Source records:
---

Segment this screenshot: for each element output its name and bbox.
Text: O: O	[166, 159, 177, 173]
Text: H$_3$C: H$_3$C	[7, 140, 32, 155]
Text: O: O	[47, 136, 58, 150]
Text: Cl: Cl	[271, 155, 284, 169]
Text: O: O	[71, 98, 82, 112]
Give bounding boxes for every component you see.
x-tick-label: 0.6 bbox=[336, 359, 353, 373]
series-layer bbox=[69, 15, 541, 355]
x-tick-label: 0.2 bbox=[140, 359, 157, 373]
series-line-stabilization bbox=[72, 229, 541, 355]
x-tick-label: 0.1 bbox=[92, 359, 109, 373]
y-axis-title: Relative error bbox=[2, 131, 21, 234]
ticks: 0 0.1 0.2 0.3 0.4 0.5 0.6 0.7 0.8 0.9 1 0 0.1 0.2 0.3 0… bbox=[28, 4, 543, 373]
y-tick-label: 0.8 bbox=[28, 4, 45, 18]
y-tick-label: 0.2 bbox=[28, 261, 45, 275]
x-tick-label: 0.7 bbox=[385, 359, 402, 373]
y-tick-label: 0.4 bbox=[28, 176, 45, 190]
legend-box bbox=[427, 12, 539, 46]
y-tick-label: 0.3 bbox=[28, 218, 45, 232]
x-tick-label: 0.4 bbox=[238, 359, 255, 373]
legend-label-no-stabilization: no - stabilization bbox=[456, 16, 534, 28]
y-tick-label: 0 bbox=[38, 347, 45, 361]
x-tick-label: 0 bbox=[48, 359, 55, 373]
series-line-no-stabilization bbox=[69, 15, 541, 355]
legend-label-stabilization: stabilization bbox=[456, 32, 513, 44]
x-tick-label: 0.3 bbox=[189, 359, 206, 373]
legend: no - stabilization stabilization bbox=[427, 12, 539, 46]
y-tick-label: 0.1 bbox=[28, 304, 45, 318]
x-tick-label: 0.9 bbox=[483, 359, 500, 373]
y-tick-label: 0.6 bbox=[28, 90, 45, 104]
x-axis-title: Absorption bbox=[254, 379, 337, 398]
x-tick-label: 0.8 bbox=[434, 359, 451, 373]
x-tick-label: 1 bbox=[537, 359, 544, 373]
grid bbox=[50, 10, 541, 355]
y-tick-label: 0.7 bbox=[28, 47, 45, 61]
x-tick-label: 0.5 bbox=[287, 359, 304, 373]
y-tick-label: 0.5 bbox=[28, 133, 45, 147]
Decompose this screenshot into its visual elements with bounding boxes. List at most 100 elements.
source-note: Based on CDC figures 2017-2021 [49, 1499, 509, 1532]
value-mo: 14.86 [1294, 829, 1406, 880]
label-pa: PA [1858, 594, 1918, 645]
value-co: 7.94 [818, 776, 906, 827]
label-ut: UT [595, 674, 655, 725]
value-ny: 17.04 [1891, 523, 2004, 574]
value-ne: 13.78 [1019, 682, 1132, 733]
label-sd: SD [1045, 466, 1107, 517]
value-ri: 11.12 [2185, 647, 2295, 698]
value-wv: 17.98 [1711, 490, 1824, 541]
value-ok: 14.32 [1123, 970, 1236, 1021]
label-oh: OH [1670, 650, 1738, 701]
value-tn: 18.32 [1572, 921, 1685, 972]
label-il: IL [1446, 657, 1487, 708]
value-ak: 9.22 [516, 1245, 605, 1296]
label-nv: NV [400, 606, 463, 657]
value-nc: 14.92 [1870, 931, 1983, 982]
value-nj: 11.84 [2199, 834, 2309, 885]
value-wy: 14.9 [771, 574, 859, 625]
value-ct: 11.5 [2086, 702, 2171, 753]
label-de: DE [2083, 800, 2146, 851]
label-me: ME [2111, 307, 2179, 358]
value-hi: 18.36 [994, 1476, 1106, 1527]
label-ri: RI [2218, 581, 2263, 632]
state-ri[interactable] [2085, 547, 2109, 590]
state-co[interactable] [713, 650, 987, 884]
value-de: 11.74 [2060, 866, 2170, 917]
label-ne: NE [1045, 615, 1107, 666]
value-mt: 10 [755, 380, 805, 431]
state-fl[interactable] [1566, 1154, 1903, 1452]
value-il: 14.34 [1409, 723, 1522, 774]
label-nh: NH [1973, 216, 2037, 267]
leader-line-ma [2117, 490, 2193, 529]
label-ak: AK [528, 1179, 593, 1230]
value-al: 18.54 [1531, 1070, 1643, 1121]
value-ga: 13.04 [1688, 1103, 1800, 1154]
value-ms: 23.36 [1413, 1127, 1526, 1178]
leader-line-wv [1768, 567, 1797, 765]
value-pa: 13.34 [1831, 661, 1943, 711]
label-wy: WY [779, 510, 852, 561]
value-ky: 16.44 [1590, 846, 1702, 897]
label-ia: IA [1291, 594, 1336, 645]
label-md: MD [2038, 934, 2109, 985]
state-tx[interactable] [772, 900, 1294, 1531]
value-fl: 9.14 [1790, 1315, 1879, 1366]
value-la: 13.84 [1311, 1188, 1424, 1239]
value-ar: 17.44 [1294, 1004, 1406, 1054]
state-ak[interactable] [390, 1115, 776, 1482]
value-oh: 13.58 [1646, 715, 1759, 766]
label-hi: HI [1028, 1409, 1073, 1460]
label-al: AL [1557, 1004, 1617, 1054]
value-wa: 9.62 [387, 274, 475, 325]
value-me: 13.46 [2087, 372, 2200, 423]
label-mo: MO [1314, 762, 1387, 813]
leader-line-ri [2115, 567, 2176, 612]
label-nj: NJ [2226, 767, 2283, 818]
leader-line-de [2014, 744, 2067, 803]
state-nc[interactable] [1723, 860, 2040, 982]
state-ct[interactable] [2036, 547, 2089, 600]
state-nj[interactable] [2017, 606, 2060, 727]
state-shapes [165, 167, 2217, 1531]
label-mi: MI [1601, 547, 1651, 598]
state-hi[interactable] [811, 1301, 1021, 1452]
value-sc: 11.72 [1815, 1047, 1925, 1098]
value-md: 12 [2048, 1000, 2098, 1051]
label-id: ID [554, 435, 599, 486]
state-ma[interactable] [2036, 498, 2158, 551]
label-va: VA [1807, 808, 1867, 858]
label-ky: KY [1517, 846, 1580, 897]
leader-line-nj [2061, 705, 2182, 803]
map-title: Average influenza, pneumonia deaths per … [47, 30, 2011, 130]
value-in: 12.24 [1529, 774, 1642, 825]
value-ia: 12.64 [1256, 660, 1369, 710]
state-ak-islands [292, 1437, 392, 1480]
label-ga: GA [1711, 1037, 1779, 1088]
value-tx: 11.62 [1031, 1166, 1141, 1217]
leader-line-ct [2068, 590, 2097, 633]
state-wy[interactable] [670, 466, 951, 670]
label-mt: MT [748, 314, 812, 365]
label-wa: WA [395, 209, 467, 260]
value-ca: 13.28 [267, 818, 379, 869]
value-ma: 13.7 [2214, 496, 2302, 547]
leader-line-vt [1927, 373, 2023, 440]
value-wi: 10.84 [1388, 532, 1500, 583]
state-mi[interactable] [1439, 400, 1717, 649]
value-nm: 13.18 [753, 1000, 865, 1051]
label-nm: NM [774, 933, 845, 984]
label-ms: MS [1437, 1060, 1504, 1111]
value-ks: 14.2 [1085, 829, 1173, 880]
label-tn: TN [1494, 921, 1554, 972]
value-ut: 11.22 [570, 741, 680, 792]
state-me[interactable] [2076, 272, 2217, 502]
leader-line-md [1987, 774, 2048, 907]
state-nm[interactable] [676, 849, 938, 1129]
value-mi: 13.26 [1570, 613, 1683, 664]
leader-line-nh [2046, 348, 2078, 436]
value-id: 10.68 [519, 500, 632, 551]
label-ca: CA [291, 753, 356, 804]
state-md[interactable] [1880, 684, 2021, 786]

---

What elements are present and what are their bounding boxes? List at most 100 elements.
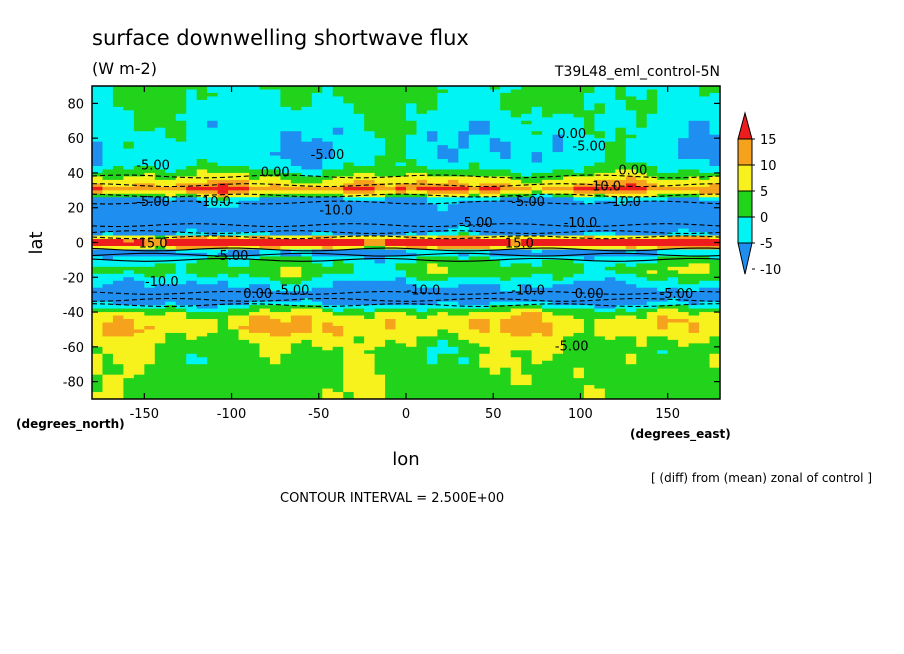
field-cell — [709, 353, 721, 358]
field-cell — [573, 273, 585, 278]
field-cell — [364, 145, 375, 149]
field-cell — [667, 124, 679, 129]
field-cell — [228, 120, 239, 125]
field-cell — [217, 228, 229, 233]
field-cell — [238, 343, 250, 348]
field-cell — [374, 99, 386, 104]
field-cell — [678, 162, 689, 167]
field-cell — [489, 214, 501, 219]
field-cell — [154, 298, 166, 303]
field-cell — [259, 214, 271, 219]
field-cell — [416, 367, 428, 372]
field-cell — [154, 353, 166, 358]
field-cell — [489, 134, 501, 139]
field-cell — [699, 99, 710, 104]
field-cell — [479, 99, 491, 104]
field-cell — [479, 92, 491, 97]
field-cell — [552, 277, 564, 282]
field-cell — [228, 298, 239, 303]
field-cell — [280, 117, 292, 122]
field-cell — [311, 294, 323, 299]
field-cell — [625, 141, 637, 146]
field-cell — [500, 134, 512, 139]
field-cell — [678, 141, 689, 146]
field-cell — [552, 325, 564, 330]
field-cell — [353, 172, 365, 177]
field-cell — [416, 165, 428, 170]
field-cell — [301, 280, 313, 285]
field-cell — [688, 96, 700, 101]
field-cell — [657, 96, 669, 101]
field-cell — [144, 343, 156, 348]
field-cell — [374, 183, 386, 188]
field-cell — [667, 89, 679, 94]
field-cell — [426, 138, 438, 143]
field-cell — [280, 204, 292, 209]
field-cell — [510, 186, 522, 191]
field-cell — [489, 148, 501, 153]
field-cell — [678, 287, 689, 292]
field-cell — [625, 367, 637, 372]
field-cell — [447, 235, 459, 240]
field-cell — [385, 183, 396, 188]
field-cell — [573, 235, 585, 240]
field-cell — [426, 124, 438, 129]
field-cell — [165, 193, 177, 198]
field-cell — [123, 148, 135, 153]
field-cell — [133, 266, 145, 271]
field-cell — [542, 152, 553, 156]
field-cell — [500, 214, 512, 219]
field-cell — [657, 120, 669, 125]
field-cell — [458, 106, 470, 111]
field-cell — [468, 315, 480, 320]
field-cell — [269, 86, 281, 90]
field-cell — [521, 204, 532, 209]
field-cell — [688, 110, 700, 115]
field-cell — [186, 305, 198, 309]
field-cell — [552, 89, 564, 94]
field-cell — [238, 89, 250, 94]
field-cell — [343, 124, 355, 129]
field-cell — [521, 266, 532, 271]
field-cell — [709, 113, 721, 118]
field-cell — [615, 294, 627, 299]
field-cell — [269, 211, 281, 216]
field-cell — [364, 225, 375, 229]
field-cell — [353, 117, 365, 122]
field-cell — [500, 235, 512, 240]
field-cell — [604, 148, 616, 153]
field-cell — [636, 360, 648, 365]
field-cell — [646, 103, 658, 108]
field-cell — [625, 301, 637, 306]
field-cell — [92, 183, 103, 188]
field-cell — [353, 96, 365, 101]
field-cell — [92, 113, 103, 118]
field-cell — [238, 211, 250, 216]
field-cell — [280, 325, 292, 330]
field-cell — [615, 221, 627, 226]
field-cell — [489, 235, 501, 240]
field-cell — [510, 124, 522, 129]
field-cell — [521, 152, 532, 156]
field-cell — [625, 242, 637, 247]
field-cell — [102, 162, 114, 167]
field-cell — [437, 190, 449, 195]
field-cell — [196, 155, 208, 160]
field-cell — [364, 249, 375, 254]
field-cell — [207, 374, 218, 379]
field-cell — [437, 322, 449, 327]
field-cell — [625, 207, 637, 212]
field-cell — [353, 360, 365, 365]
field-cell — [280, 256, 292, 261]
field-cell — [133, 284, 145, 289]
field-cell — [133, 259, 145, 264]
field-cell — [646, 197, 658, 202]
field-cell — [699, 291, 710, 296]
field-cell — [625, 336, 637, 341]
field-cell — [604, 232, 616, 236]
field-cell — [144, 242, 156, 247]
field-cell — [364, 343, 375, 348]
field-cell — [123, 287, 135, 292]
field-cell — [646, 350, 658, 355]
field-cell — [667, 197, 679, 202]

---

→ **Short task**: Write out the records word for word, starting at the line containing "Segment this screenshot: for" and ending at the line containing "y-tick-label: 0.1 bbox=[28, 304, 45, 318]", both of those lines included.

→ **Answer below**:
Segment this screenshot: for each element output its name and bbox.
Text: O: O	[166, 159, 177, 173]
Text: H$_3$C: H$_3$C	[7, 140, 32, 155]
Text: O: O	[47, 136, 58, 150]
Text: Cl: Cl	[271, 155, 284, 169]
Text: O: O	[71, 98, 82, 112]
Give bounding boxes for every component you see.
x-tick-label: 0.6 bbox=[336, 359, 353, 373]
series-layer bbox=[69, 15, 541, 355]
x-tick-label: 0.2 bbox=[140, 359, 157, 373]
series-line-stabilization bbox=[72, 229, 541, 355]
x-tick-label: 0.1 bbox=[92, 359, 109, 373]
y-axis-title: Relative error bbox=[2, 131, 21, 234]
ticks: 0 0.1 0.2 0.3 0.4 0.5 0.6 0.7 0.8 0.9 1 0 0.1 0.2 0.3 0… bbox=[28, 4, 543, 373]
y-tick-label: 0.8 bbox=[28, 4, 45, 18]
y-tick-label: 0.2 bbox=[28, 261, 45, 275]
x-tick-label: 0.7 bbox=[385, 359, 402, 373]
y-tick-label: 0.4 bbox=[28, 176, 45, 190]
legend-box bbox=[427, 12, 539, 46]
y-tick-label: 0.3 bbox=[28, 218, 45, 232]
x-tick-label: 0.4 bbox=[238, 359, 255, 373]
legend-label-no-stabilization: no - stabilization bbox=[456, 16, 534, 28]
y-tick-label: 0 bbox=[38, 347, 45, 361]
x-tick-label: 0 bbox=[48, 359, 55, 373]
series-line-no-stabilization bbox=[69, 15, 541, 355]
legend-label-stabilization: stabilization bbox=[456, 32, 513, 44]
x-tick-label: 0.3 bbox=[189, 359, 206, 373]
legend: no - stabilization stabilization bbox=[427, 12, 539, 46]
y-tick-label: 0.1 bbox=[28, 304, 45, 318]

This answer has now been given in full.